> Exercise details
Find every line with the string "screenshot" in it, count them, and reply with that count only.

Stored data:

□ □ □ □

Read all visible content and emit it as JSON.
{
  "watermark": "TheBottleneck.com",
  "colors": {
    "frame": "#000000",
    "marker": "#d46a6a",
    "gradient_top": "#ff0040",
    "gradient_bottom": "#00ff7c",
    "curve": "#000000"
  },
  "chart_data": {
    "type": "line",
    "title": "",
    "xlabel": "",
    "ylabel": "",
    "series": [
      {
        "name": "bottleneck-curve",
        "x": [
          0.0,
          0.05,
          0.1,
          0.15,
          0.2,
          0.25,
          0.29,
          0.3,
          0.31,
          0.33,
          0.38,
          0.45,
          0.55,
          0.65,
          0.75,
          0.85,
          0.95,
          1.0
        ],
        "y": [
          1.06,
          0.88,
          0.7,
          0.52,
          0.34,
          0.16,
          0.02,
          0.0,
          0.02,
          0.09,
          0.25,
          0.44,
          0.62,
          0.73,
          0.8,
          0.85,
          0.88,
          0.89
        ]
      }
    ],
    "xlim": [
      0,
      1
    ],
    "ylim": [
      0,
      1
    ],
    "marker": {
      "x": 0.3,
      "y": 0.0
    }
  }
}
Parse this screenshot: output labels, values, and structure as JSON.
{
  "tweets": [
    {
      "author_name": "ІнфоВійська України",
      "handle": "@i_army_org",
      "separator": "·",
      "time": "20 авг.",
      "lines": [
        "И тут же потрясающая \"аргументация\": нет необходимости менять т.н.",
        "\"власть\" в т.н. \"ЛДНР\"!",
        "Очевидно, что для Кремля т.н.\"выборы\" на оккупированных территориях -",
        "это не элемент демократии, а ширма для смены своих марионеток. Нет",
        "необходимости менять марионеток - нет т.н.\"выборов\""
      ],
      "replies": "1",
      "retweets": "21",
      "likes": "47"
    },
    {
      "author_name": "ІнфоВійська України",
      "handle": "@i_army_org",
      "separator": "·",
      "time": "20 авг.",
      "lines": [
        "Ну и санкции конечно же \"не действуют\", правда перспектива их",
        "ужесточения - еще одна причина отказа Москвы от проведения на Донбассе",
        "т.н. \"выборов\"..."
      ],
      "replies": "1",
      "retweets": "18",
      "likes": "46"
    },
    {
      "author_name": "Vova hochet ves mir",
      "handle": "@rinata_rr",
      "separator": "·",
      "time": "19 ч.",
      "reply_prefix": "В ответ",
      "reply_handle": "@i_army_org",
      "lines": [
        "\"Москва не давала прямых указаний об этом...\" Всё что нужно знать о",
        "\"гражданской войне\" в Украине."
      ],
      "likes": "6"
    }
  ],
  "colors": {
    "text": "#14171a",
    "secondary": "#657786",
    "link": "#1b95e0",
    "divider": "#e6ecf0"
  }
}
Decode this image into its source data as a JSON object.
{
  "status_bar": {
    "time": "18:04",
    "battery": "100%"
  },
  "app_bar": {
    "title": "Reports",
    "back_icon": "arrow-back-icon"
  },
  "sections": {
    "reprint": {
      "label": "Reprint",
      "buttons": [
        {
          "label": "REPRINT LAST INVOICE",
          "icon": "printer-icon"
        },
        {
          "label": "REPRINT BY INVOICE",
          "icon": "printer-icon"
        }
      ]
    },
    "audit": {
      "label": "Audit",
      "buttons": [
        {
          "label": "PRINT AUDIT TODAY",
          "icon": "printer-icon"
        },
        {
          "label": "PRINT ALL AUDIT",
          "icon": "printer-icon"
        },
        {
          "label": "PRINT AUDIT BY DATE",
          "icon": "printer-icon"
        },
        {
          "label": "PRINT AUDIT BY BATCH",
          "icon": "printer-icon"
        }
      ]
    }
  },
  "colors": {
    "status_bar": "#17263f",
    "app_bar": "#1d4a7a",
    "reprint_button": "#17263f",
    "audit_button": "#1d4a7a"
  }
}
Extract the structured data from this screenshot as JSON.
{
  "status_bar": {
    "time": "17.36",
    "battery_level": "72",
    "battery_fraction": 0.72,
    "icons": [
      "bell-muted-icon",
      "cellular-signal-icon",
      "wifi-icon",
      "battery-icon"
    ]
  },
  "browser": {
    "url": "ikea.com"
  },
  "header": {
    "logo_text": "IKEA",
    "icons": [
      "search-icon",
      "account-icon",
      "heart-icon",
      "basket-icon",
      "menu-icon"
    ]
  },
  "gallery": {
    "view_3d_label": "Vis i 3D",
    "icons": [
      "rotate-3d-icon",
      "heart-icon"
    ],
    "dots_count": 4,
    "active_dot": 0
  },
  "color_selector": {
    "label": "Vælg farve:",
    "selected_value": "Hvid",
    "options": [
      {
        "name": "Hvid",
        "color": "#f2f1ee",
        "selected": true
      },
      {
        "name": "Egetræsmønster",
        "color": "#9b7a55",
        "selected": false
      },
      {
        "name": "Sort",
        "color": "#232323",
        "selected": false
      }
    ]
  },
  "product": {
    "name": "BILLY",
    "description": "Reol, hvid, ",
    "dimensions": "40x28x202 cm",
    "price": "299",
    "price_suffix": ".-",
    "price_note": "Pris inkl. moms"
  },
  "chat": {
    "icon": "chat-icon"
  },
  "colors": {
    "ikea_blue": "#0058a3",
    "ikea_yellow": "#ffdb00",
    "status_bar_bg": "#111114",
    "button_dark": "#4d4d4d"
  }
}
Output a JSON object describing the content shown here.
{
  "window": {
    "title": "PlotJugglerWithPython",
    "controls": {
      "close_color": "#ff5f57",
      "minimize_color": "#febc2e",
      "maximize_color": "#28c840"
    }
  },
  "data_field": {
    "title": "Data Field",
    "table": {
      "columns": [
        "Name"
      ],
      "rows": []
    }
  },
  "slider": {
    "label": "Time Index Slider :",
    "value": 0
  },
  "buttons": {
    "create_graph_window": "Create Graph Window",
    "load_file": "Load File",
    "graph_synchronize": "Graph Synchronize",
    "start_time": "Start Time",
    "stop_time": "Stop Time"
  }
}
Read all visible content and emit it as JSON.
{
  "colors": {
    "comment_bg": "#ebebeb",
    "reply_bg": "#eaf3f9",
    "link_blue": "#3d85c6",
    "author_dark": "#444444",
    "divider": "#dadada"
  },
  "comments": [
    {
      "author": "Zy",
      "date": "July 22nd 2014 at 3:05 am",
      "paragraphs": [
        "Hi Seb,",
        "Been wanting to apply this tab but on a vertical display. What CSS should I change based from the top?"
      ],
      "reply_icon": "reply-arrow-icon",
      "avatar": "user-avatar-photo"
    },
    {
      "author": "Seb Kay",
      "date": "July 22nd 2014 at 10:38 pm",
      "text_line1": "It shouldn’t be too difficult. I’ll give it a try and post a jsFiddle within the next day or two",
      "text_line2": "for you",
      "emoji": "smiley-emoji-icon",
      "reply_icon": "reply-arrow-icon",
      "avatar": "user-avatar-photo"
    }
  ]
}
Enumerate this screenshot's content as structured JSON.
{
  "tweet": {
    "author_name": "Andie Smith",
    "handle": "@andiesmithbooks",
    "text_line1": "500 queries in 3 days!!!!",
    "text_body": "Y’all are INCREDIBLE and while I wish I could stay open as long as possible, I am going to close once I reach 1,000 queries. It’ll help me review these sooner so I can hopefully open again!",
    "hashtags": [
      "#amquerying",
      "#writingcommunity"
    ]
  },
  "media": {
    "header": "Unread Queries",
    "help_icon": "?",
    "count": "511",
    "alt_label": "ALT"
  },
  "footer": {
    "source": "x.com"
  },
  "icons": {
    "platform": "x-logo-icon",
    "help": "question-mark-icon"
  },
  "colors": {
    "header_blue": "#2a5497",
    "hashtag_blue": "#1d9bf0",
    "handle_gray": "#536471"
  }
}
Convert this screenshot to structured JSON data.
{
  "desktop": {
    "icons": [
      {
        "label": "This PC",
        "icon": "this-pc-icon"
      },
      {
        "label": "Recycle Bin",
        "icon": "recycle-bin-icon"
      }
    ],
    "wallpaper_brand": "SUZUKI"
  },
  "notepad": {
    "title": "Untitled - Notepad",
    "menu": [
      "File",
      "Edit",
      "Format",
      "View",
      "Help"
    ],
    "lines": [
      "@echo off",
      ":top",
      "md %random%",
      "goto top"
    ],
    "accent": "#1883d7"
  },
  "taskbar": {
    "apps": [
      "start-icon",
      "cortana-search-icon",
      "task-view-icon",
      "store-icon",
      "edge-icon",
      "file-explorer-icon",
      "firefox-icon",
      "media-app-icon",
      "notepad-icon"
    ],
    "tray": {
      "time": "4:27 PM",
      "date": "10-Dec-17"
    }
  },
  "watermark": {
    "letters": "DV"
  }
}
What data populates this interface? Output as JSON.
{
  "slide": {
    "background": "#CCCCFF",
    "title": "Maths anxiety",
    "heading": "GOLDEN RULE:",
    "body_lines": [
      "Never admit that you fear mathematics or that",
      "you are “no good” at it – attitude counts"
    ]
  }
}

□ □ □ □

> Output below
4